*ENTRIES*:
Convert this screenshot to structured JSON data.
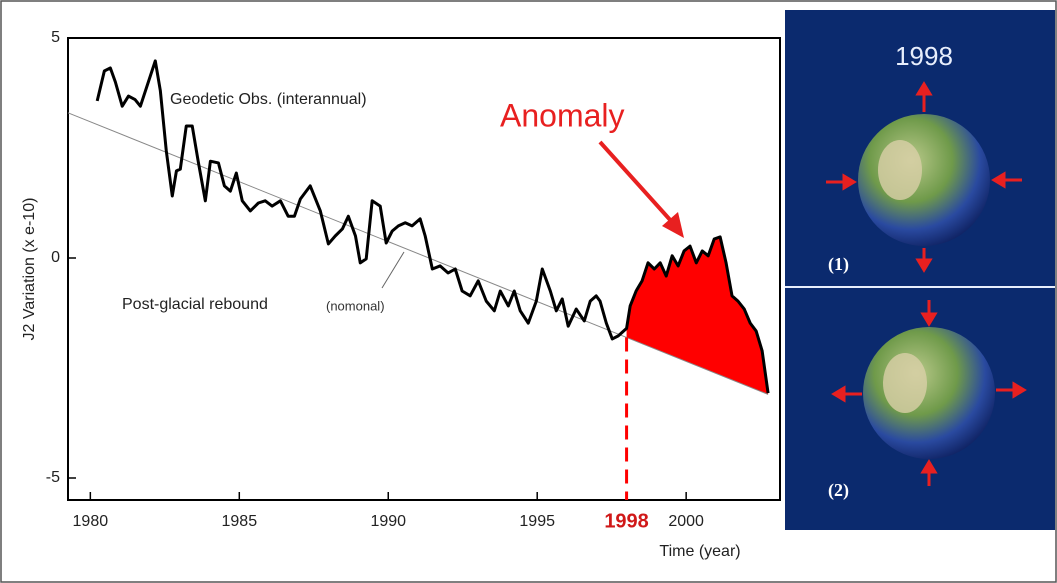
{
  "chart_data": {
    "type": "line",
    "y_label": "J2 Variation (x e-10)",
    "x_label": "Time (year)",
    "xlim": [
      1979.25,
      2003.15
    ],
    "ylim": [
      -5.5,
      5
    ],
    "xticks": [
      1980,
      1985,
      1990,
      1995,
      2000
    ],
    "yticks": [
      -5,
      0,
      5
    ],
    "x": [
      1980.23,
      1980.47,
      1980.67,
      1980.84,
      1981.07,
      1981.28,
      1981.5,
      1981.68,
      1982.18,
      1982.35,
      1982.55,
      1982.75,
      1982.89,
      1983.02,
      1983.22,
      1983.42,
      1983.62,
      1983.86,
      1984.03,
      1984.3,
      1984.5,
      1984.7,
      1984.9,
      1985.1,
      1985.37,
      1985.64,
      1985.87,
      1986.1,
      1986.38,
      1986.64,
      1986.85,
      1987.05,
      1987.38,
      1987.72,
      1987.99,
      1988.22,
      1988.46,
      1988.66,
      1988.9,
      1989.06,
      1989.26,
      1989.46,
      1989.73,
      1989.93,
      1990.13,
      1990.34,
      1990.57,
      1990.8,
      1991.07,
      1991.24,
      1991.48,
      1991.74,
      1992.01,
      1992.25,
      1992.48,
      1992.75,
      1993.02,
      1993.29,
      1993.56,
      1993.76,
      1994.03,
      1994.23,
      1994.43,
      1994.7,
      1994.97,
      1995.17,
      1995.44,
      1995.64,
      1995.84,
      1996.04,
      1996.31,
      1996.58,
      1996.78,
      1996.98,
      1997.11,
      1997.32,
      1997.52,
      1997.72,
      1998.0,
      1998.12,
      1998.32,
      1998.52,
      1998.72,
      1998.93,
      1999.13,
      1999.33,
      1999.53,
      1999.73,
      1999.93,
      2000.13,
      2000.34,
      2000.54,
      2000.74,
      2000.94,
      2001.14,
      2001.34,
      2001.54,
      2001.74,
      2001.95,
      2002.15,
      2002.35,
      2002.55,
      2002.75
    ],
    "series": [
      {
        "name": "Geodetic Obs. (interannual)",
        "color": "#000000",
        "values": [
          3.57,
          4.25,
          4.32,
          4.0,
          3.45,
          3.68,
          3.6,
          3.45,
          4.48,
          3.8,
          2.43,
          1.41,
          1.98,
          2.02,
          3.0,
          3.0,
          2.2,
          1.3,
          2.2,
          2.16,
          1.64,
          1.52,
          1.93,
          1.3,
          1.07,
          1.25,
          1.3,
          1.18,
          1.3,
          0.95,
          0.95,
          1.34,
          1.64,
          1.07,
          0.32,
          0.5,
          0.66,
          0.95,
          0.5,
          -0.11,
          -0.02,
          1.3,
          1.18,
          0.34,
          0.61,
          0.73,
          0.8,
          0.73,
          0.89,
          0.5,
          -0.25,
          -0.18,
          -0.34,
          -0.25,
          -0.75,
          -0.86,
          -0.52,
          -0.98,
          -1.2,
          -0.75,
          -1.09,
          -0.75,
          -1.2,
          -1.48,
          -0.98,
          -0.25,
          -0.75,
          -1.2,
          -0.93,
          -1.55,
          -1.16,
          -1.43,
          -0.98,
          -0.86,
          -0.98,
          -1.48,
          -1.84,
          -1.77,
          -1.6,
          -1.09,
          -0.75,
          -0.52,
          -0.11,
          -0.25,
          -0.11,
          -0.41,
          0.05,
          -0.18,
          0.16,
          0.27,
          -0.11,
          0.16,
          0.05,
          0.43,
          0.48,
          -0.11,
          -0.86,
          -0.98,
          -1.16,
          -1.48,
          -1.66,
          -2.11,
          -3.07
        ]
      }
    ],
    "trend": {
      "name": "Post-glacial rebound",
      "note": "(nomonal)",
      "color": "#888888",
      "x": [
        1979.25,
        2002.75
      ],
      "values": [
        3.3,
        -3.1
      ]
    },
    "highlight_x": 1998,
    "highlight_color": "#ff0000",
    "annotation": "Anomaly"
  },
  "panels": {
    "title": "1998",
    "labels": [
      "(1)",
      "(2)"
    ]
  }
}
--
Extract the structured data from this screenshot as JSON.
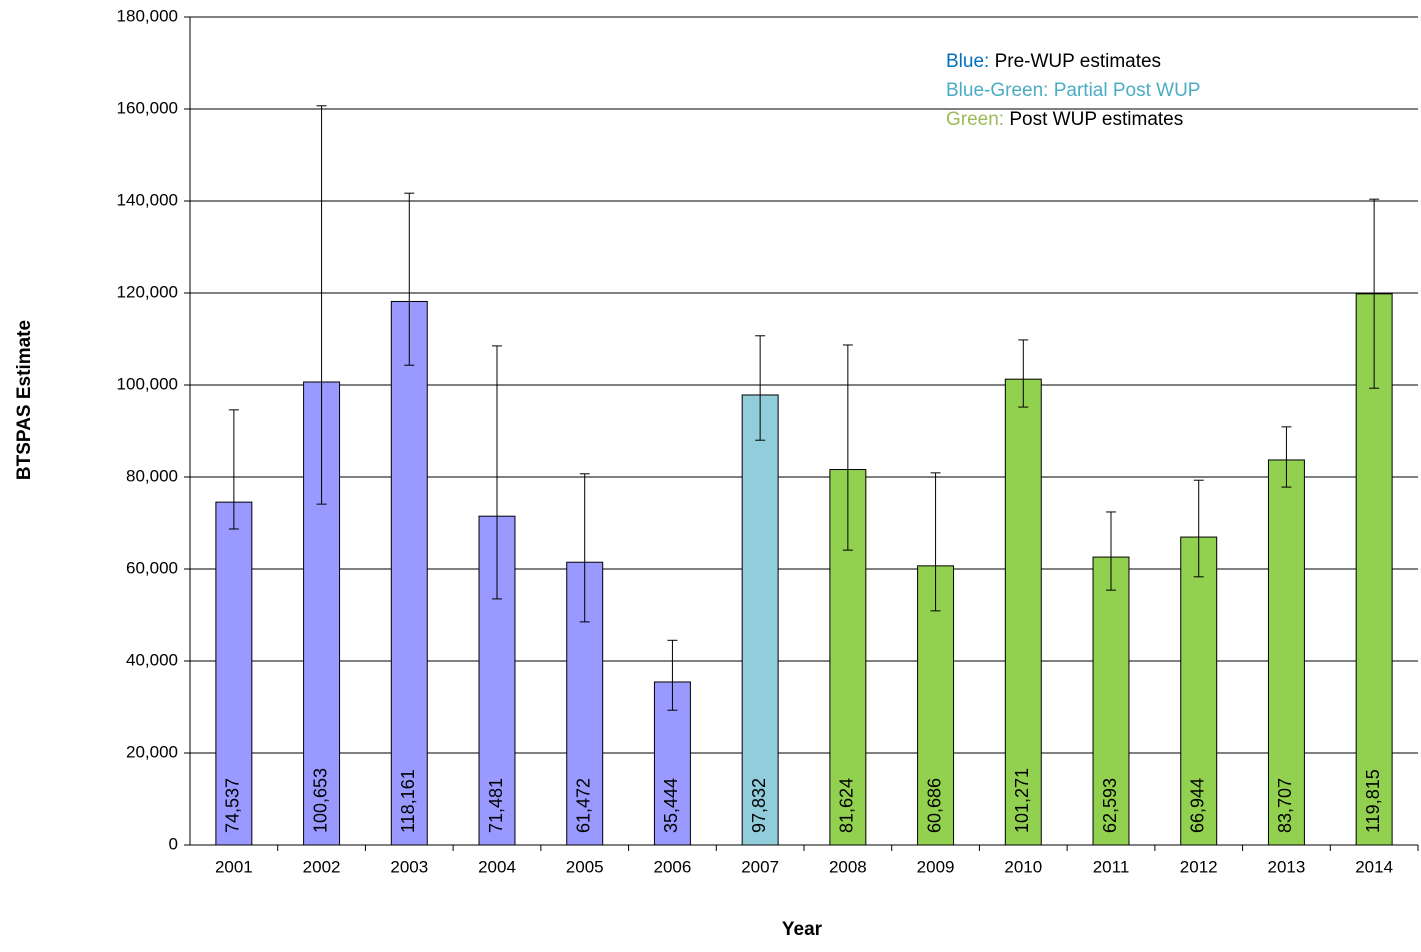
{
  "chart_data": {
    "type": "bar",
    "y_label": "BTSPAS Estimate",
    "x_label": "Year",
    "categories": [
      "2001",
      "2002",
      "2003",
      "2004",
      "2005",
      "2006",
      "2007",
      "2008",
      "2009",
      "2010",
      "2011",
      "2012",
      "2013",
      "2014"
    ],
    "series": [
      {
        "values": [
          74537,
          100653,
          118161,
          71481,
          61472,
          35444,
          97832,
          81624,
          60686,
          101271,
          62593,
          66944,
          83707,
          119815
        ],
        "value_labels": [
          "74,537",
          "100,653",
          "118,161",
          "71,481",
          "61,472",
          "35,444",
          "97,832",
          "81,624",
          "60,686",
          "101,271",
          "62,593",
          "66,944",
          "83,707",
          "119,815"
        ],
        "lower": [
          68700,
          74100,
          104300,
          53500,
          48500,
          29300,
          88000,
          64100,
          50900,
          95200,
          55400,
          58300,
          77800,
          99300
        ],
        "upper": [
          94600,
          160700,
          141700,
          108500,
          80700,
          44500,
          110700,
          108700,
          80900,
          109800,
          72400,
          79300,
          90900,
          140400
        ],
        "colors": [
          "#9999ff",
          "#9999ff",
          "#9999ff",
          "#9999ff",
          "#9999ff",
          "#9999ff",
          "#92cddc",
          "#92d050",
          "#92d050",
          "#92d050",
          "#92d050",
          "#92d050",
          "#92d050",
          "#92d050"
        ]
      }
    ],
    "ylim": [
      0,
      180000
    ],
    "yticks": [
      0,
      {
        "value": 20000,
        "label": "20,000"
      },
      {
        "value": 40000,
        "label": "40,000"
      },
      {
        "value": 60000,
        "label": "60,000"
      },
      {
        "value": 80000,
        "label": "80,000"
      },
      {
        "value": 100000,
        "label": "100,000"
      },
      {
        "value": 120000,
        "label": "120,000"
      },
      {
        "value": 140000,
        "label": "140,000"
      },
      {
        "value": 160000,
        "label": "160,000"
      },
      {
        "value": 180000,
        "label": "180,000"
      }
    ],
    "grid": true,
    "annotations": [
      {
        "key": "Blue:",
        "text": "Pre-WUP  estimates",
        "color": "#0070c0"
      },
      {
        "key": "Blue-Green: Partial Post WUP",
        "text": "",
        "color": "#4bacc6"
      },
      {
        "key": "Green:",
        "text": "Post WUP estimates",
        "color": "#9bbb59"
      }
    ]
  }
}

*SHORT EXERCISE*: Pull out all lines containing "Green".

*EXPECTED OUTPUT*:
        "key": "Blue-Green: Partial Post WUP",
        "key": "Green:",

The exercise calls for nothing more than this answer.